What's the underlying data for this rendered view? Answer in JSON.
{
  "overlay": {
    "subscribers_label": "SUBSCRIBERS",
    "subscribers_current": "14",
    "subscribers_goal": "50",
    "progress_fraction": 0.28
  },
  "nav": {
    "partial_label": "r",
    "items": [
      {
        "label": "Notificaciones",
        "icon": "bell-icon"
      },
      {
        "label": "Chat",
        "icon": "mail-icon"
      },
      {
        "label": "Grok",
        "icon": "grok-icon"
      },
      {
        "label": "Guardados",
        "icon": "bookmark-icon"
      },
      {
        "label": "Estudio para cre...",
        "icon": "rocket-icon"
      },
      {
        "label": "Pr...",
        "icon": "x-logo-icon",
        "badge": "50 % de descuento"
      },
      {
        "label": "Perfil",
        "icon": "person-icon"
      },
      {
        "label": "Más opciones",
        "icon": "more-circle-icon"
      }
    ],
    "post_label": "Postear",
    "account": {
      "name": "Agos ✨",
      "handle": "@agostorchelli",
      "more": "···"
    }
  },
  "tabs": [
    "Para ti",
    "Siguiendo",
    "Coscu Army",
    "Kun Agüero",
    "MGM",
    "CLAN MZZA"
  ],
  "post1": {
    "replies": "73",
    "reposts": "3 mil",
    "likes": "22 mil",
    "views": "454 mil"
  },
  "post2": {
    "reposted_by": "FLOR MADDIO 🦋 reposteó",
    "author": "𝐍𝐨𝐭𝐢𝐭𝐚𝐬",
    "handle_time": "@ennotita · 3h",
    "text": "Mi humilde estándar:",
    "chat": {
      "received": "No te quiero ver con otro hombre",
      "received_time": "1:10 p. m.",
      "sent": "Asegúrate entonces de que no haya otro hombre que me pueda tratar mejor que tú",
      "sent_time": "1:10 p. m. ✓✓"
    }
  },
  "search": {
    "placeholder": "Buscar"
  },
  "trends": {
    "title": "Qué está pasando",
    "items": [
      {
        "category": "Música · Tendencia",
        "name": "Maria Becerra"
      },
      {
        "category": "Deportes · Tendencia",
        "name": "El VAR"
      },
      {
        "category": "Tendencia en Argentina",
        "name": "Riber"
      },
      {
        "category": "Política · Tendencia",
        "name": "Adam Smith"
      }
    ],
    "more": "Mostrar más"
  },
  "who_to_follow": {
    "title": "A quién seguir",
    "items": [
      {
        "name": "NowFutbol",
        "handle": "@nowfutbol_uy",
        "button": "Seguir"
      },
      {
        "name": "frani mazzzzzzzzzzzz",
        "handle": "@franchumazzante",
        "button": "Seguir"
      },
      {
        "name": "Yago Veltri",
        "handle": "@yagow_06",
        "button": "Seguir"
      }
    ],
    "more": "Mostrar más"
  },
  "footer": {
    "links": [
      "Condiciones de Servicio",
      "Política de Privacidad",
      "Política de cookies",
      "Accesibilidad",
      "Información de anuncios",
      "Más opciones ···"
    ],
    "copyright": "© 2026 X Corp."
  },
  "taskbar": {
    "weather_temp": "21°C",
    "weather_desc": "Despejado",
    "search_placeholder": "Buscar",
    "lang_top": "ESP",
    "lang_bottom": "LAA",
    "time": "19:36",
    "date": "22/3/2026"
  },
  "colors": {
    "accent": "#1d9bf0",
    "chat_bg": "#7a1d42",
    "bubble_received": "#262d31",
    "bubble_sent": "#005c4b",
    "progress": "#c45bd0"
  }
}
□ □ □ □ □
## What is required
Collect the complete line wherever the string "otro" appears in the records.

## Solution for this task
      "received": "No te quiero ver con otro hombre",
      "sent": "Asegúrate entonces de que no haya otro hombre que me pueda tratar mejor que tú",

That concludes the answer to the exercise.